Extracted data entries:
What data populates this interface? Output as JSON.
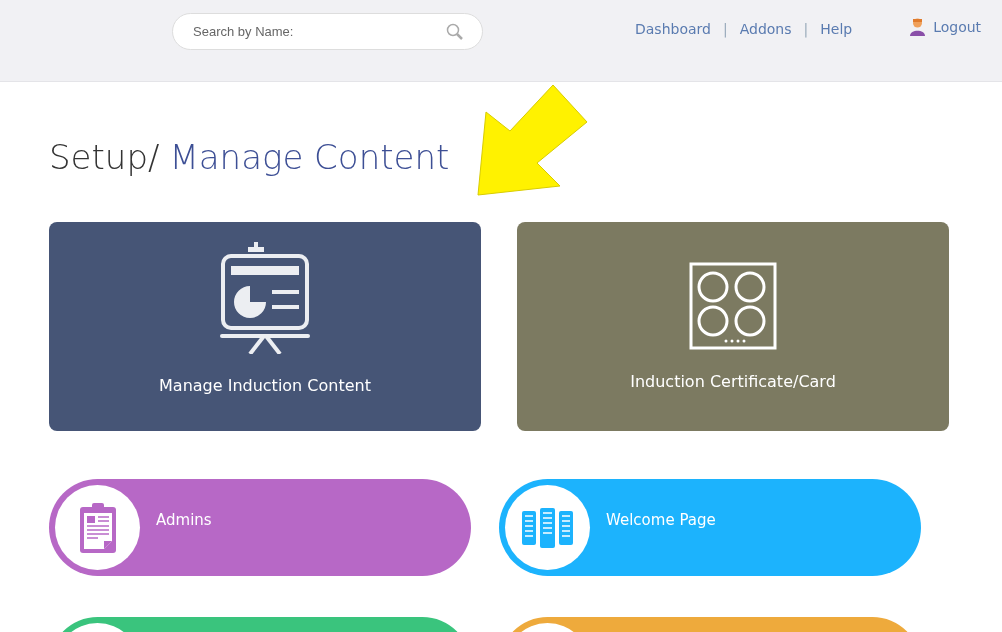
{
  "header": {
    "search": {
      "placeholder": "Search by Name:"
    },
    "nav": [
      "Dashboard",
      "Addons",
      "Help"
    ],
    "separator": "|",
    "logout": "Logout"
  },
  "title": {
    "prefix": "Setup/",
    "main": "Manage Content"
  },
  "cards": [
    {
      "label": "Manage Induction Content",
      "kind": "presentation",
      "color": "#465576"
    },
    {
      "label": "Induction Certificate/Card",
      "kind": "cooktop",
      "color": "#7c7a61"
    }
  ],
  "tiles": [
    {
      "label": "Admins",
      "kind": "clipboard",
      "color": "#b768c6"
    },
    {
      "label": "Welcome Page",
      "kind": "servers",
      "color": "#1cb3fd"
    },
    {
      "color": "#3ac47d"
    },
    {
      "color": "#eeaa3c"
    }
  ]
}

» Task brief:
Images do not belong in the copy; reproduce all other parts of the records above verbatim.

» Task solution:
What data populates this interface? Output as JSON.
{
  "header": {
    "search": {
      "placeholder": "Search by Name:"
    },
    "nav": [
      "Dashboard",
      "Addons",
      "Help"
    ],
    "separator": "|",
    "logout": "Logout"
  },
  "title": {
    "prefix": "Setup/",
    "main": "Manage Content"
  },
  "cards": [
    {
      "label": "Manage Induction Content",
      "kind": "presentation",
      "color": "#465576"
    },
    {
      "label": "Induction Certificate/Card",
      "kind": "cooktop",
      "color": "#7c7a61"
    }
  ],
  "tiles": [
    {
      "label": "Admins",
      "kind": "clipboard",
      "color": "#b768c6"
    },
    {
      "label": "Welcome Page",
      "kind": "servers",
      "color": "#1cb3fd"
    },
    {
      "color": "#3ac47d"
    },
    {
      "color": "#eeaa3c"
    }
  ]
}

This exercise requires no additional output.